→ WHAT YOU WILL DO:
Write out the whole listing again, exactly as given.
Start of RECORDS TO PROCESS
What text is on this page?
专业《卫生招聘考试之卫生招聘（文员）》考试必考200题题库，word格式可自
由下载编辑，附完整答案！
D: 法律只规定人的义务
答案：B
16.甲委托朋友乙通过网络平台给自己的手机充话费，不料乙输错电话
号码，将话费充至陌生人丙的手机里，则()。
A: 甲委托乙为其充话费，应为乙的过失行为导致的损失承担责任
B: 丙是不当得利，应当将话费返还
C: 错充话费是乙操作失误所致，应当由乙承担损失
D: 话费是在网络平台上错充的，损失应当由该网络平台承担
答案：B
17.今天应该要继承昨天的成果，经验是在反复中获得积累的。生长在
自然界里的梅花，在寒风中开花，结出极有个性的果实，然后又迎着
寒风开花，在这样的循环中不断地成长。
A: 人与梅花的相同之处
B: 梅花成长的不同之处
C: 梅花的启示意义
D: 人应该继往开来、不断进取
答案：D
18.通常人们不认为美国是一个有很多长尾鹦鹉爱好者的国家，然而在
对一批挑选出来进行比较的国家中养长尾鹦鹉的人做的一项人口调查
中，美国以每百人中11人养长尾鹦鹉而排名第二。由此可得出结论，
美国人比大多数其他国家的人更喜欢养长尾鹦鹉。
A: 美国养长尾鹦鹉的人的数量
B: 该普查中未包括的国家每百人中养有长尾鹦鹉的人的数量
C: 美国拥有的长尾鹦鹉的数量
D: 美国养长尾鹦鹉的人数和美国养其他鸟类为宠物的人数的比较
End of RECORDS TO PROCESS
→ ANSWER TO THE EXERCISE:
What text is on this page?
专业《卫生招聘考试之卫生招聘（文员）》考试必考200题题库，word格式可自
由下载编辑，附完整答案！
D: 法律只规定人的义务
答案：B
16.甲委托朋友乙通过网络平台给自己的手机充话费，不料乙输错电话
号码，将话费充至陌生人丙的手机里，则()。
A: 甲委托乙为其充话费，应为乙的过失行为导致的损失承担责任
B: 丙是不当得利，应当将话费返还
C: 错充话费是乙操作失误所致，应当由乙承担损失
D: 话费是在网络平台上错充的，损失应当由该网络平台承担
答案：B
17.今天应该要继承昨天的成果，经验是在反复中获得积累的。生长在
自然界里的梅花，在寒风中开花，结出极有个性的果实，然后又迎着
寒风开花，在这样的循环中不断地成长。
A: 人与梅花的相同之处
B: 梅花成长的不同之处
C: 梅花的启示意义
D: 人应该继往开来、不断进取
答案：D
18.通常人们不认为美国是一个有很多长尾鹦鹉爱好者的国家，然而在
对一批挑选出来进行比较的国家中养长尾鹦鹉的人做的一项人口调查
中，美国以每百人中11人养长尾鹦鹉而排名第二。由此可得出结论，
美国人比大多数其他国家的人更喜欢养长尾鹦鹉。
A: 美国养长尾鹦鹉的人的数量
B: 该普查中未包括的国家每百人中养有长尾鹦鹉的人的数量
C: 美国拥有的长尾鹦鹉的数量
D: 美国养长尾鹦鹉的人数和美国养其他鸟类为宠物的人数的比较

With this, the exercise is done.